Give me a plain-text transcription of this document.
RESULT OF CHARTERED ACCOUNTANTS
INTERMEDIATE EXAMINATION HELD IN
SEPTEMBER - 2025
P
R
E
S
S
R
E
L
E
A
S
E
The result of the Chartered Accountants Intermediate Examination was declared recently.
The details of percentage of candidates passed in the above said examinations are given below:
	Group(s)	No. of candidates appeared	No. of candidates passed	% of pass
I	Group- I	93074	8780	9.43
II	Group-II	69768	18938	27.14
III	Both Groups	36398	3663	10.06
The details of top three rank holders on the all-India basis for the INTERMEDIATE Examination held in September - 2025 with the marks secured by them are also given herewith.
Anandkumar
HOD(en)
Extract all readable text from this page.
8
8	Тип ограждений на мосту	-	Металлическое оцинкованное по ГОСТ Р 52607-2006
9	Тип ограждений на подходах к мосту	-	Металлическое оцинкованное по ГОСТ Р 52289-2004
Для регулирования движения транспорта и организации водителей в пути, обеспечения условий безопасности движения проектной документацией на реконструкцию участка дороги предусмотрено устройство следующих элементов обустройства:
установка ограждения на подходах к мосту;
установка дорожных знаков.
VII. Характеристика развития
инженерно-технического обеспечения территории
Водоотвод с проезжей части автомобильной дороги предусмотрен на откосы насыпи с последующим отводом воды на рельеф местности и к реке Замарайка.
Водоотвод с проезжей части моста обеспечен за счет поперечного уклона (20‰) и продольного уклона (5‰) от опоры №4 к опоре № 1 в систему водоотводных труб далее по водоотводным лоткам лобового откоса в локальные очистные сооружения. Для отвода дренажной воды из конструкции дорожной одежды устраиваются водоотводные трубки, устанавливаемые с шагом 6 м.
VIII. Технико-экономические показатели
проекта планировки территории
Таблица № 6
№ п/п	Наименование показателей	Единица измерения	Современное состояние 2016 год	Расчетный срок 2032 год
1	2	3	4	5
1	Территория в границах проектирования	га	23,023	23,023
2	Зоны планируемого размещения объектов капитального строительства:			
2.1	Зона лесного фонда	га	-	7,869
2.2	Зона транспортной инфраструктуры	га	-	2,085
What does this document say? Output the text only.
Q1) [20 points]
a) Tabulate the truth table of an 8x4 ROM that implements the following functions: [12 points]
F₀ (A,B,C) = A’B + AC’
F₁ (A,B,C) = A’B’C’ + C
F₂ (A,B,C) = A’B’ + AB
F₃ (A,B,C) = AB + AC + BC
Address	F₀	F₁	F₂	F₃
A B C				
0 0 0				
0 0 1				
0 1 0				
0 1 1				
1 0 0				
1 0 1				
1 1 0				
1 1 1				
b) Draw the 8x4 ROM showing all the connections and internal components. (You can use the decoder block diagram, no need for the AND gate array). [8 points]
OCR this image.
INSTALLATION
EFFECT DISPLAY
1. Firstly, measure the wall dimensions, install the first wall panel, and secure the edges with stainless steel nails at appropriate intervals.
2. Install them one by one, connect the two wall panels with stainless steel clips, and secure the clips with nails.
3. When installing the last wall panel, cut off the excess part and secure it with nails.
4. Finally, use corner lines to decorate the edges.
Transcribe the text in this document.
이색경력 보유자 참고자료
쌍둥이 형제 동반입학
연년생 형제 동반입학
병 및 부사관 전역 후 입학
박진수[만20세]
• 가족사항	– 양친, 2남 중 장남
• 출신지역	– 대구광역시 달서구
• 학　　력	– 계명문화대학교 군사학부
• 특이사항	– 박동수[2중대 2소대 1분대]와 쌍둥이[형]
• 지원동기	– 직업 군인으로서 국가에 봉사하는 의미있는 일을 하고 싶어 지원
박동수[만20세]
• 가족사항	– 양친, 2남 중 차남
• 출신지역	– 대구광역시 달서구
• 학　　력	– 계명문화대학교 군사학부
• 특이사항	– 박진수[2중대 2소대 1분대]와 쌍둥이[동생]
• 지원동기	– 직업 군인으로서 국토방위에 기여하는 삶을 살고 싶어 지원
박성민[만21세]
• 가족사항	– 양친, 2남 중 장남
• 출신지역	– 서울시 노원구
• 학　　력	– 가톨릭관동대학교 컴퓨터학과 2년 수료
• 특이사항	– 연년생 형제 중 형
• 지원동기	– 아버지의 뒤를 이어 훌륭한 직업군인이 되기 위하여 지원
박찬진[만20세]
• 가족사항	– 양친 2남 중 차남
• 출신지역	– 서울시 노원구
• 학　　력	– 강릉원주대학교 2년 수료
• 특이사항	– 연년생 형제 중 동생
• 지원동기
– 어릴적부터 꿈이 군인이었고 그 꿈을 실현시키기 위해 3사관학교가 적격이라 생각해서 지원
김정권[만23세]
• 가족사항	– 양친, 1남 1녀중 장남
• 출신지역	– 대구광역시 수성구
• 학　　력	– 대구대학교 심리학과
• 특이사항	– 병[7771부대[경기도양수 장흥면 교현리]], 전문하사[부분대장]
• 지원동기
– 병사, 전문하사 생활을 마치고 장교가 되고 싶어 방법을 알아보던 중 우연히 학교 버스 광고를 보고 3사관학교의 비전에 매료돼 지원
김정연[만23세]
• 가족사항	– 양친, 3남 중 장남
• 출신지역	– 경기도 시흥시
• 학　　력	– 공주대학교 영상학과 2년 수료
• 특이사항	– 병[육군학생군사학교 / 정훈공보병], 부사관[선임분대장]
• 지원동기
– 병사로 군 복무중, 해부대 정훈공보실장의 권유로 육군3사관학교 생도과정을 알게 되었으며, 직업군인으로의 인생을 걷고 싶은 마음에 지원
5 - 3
:::
Copy out all lines where the word "stainless" appears.

Answer for this exercise:
1. Firstly, measure the wall dimensions, install the first wall panel, and secure the edges with stainless steel nails at appropriate intervals.
2. Install them one by one, connect the two wall panels with stainless steel clips, and secure the clips with nails.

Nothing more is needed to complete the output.